### Work instructions
All that is needed is the number of lines in the records that contain the word "Chromatin", stated without anything else.

== Segment start ==

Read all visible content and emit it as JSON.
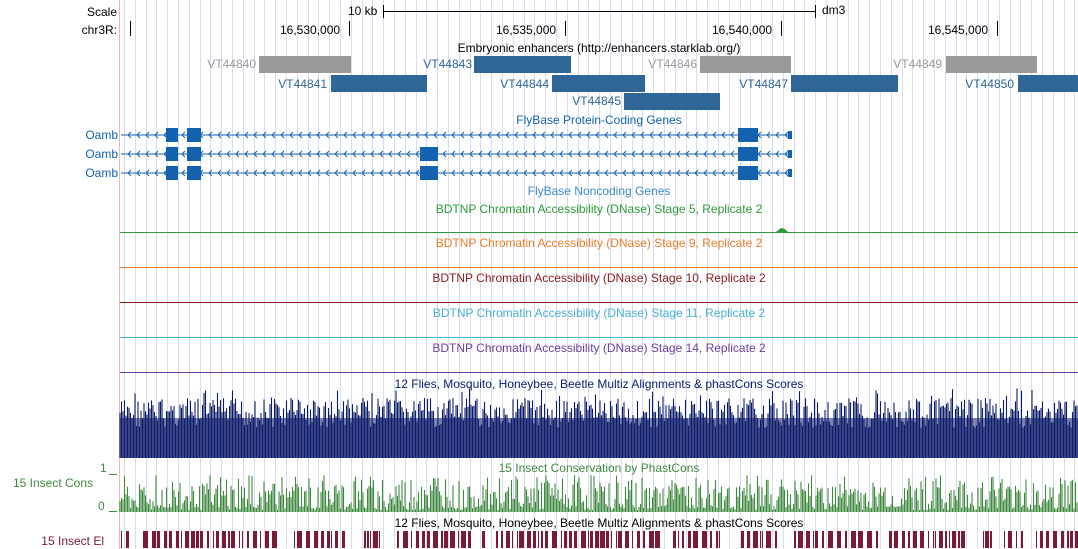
{
  "ruler": {
    "scale_label": "Scale",
    "chrom_label": "chr3R:",
    "scale_bar_text": "10 kb",
    "assembly": "dm3",
    "positions": [
      "16,530,000",
      "16,535,000",
      "16,540,000",
      "16,545,000"
    ]
  },
  "tracks": {
    "enhancers": {
      "title": "Embryonic enhancers (http://enhancers.starklab.org/)",
      "items": [
        {
          "name": "VT44840",
          "color": "#9a9a9a"
        },
        {
          "name": "VT44841",
          "color": "#2f6698"
        },
        {
          "name": "VT44843",
          "color": "#2f6698"
        },
        {
          "name": "VT44844",
          "color": "#2f6698"
        },
        {
          "name": "VT44845",
          "color": "#2f6698"
        },
        {
          "name": "VT44846",
          "color": "#9a9a9a"
        },
        {
          "name": "VT44847",
          "color": "#2f6698"
        },
        {
          "name": "VT44849",
          "color": "#9a9a9a"
        },
        {
          "name": "VT44850",
          "color": "#2f6698"
        }
      ]
    },
    "coding_genes": {
      "title": "FlyBase Protein-Coding Genes",
      "color": "#1461b0",
      "transcripts": [
        {
          "name": "Oamb"
        },
        {
          "name": "Oamb"
        },
        {
          "name": "Oamb"
        }
      ]
    },
    "noncoding_genes": {
      "title": "FlyBase Noncoding Genes",
      "color": "#3c8ac8"
    },
    "dnase": [
      {
        "title": "BDTNP Chromatin Accessibility (DNase) Stage 5, Replicate 2",
        "color": "#2e9b3a"
      },
      {
        "title": "BDTNP Chromatin Accessibility (DNase) Stage 9, Replicate 2",
        "color": "#ec7d2a"
      },
      {
        "title": "BDTNP Chromatin Accessibility (DNase) Stage 10, Replicate 2",
        "color": "#8b1a1a"
      },
      {
        "title": "BDTNP Chromatin Accessibility (DNase) Stage 11, Replicate 2",
        "color": "#4ab0d6"
      },
      {
        "title": "BDTNP Chromatin Accessibility (DNase) Stage 14, Replicate 2",
        "color": "#6b3fa0"
      }
    ],
    "multiz": {
      "title": "12 Flies, Mosquito, Honeybee, Beetle Multiz Alignments & phastCons Scores",
      "color": "#0c1c6a"
    },
    "phastcons": {
      "title": "15 Insect Conservation by PhastCons",
      "side_label": "15 Insect Cons",
      "axis_max": "1",
      "axis_min": "0",
      "color": "#3f8a3f"
    },
    "elements": {
      "title": "12 Flies, Mosquito, Honeybee, Beetle Multiz Alignments & phastCons Scores",
      "side_label": "15 Insect El",
      "color": "#7a1a36"
    }
  }
}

== Segment end ==

### Written answer
5